## Requirement
Tally how many lines of these entries hold the string "your". Return the number alone.
......
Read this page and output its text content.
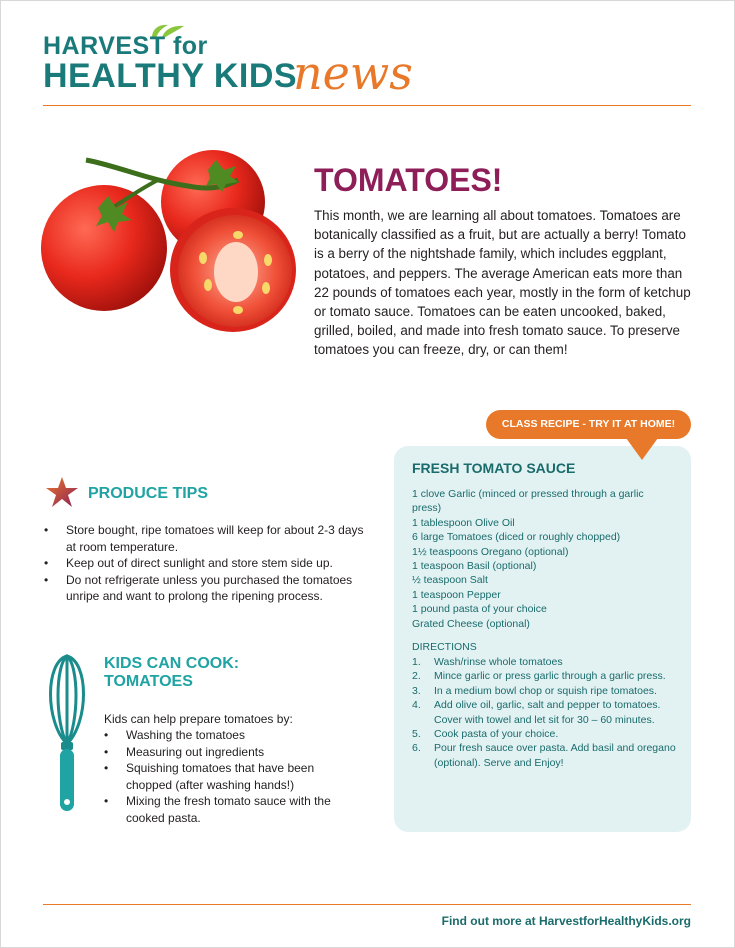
HARVEST for
HEALTHY KIDS
news
TOMATOES!
This month, we are learning all about tomatoes. Tomatoes are botanically classified as a fruit, but are actually a berry! Tomato is a berry of the nightshade family, which includes eggplant, potatoes, and peppers. The average American eats more than 22 pounds of tomatoes each year, mostly in the form of ketchup or tomato sauce. Tomatoes can be eaten uncooked, baked, grilled, boiled, and made into fresh tomato sauce. To preserve tomatoes you can freeze, dry, or can them!
PRODUCE TIPS
• Store bought, ripe tomatoes will keep for about 2-3 days at room temperature.
• Keep out of direct sunlight and store stem side up.
• Do not refrigerate unless you purchased the tomatoes unripe and want to prolong the ripening process.
KIDS CAN COOK:
TOMATOES
Kids can help prepare tomatoes by:
• Washing the tomatoes
• Measuring out ingredients
• Squishing tomatoes that have been chopped (after washing hands!)
• Mixing the fresh tomato sauce with the cooked pasta.
CLASS RECIPE - TRY IT AT HOME!
FRESH TOMATO SAUCE
1 clove Garlic (minced or pressed through a garlic press)
1 tablespoon Olive Oil
6 large Tomatoes (diced or roughly chopped)
1½ teaspoons Oregano (optional)
1 teaspoon Basil (optional)
½ teaspoon Salt
1 teaspoon Pepper
1 pound pasta of your choice
Grated Cheese (optional)
DIRECTIONS
1. Wash/rinse whole tomatoes
2. Mince garlic or press garlic through a garlic press.
3. In a medium bowl chop or squish ripe tomatoes.
4. Add olive oil, garlic, salt and pepper to tomatoes. Cover with towel and let sit for 30 – 60 minutes.
5. Cook pasta of your choice.
6. Pour fresh sauce over pasta. Add basil and oregano (optional). Serve and Enjoy!
Find out more at HarvestforHealthyKids.org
......
## Written solution
2